(Recorded data)

>> Begin

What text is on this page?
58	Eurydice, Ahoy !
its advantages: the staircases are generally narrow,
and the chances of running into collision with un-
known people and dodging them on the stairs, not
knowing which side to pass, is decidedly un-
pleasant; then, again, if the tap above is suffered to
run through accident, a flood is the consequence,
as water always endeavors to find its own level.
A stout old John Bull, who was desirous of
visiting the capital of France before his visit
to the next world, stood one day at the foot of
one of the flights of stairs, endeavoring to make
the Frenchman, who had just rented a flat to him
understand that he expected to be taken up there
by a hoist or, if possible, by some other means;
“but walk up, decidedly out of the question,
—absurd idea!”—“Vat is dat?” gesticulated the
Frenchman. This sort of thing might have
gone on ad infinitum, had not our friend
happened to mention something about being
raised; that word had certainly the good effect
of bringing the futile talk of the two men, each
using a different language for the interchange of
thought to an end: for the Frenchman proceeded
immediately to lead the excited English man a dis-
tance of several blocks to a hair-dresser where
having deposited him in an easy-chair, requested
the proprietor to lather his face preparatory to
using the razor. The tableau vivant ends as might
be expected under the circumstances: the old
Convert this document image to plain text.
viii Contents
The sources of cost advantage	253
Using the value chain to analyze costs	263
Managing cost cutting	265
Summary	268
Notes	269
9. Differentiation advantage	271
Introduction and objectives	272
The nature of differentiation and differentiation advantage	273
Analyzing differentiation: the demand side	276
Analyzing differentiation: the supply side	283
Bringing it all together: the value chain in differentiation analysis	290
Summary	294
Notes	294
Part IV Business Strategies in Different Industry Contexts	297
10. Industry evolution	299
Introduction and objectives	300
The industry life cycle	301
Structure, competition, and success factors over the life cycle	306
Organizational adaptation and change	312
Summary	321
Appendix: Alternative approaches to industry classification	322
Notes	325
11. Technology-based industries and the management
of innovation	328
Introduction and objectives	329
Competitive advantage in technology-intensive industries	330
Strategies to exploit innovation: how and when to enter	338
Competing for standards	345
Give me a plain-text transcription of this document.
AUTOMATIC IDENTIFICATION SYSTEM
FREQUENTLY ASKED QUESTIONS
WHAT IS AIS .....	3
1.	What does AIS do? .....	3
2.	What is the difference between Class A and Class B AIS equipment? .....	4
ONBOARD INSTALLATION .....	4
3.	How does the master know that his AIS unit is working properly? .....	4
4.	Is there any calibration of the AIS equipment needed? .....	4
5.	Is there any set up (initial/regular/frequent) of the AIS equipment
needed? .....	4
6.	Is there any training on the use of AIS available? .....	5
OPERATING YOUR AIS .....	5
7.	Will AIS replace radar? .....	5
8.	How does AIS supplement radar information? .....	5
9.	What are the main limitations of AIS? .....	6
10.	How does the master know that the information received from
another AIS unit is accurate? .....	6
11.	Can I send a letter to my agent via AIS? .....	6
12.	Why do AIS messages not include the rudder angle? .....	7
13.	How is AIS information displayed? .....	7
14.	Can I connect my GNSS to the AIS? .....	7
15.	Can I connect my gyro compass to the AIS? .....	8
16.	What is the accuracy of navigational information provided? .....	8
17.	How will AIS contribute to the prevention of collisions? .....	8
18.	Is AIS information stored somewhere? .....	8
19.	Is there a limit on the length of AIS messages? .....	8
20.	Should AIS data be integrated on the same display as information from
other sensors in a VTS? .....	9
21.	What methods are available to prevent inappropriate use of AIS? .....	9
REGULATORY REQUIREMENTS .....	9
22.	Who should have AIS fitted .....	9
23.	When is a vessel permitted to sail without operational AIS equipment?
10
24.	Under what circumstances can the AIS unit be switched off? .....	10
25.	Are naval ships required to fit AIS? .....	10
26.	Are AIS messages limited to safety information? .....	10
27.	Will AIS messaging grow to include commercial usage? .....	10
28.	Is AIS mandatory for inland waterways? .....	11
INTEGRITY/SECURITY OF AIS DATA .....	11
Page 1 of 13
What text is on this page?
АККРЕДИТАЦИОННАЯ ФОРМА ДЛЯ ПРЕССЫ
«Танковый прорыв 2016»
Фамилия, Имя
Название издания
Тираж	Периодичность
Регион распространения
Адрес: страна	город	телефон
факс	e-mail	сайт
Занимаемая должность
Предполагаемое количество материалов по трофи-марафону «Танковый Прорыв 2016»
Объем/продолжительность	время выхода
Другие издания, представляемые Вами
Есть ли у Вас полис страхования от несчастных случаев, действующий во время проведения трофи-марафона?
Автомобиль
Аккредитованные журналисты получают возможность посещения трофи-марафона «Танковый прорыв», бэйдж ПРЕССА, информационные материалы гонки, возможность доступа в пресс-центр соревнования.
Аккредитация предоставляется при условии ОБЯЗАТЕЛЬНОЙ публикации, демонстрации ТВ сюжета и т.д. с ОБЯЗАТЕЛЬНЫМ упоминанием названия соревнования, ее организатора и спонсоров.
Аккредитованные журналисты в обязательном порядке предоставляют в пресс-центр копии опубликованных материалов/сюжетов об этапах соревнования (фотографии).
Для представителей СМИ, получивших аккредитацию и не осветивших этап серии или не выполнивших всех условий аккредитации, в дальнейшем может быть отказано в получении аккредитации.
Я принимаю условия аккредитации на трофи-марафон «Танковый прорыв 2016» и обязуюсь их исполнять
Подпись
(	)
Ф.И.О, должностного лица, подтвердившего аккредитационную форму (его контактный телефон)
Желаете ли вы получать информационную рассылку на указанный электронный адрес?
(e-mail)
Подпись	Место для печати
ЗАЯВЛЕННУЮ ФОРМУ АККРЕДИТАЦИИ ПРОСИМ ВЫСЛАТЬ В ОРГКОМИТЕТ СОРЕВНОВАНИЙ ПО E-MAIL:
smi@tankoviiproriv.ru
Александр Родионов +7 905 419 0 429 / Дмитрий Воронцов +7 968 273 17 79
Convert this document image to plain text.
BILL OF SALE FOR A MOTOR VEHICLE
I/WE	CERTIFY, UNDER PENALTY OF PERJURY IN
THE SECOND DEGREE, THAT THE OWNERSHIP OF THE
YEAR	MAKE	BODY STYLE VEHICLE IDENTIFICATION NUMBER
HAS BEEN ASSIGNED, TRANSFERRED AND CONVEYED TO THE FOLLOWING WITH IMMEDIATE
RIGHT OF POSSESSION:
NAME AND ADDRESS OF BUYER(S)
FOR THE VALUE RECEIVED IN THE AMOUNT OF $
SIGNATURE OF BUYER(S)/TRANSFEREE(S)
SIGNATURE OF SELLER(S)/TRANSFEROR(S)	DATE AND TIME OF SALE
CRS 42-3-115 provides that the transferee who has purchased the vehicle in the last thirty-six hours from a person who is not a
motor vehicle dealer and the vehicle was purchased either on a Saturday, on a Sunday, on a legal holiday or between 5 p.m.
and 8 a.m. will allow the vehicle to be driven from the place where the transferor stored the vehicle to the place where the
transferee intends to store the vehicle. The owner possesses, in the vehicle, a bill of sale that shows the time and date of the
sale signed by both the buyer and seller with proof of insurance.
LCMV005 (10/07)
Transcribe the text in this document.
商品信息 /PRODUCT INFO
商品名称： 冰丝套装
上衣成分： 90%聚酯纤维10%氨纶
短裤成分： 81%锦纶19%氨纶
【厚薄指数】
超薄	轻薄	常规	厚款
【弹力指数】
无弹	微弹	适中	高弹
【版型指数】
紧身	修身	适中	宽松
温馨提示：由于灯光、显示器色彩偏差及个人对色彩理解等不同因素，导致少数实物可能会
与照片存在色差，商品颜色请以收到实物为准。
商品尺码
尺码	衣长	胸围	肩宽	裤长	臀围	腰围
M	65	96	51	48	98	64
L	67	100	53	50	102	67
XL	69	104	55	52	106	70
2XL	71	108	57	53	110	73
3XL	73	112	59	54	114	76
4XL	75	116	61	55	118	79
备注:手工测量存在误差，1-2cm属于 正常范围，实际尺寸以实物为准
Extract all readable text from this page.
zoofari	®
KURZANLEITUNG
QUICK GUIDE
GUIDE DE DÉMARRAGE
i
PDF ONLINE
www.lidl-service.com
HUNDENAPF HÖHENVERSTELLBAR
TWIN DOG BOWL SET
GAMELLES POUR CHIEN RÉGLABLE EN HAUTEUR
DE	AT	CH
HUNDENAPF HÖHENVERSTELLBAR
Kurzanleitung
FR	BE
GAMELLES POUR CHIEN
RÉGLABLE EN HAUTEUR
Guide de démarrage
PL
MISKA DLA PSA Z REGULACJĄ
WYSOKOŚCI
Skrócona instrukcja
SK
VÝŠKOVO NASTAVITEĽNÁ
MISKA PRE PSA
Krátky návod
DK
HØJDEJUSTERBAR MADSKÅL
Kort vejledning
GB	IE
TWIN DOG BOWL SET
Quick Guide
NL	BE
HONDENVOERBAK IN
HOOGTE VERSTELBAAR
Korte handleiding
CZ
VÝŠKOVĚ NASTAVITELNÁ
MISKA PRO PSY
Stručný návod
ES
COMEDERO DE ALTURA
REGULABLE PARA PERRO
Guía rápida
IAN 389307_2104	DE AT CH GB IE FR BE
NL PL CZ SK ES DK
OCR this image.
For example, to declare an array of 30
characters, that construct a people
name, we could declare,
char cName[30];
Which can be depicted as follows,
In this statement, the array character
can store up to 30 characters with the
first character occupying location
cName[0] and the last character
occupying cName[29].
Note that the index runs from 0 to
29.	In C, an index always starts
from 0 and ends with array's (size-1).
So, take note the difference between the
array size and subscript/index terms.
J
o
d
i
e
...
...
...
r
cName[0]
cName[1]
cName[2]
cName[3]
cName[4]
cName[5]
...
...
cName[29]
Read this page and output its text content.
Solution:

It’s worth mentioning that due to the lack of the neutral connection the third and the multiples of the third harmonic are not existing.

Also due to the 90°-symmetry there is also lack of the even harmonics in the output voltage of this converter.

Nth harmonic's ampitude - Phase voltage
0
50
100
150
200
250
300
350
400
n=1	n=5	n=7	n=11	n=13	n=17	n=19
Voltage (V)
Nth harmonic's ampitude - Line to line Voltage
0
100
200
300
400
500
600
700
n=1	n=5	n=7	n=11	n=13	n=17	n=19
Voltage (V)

>> End

* [Task directions]: Go through the preceding material and copy each line that has the word "might".

* [Response to this exercise]:
Frenchman. This sort of thing might have
using the razor. The tableau vivant ends as might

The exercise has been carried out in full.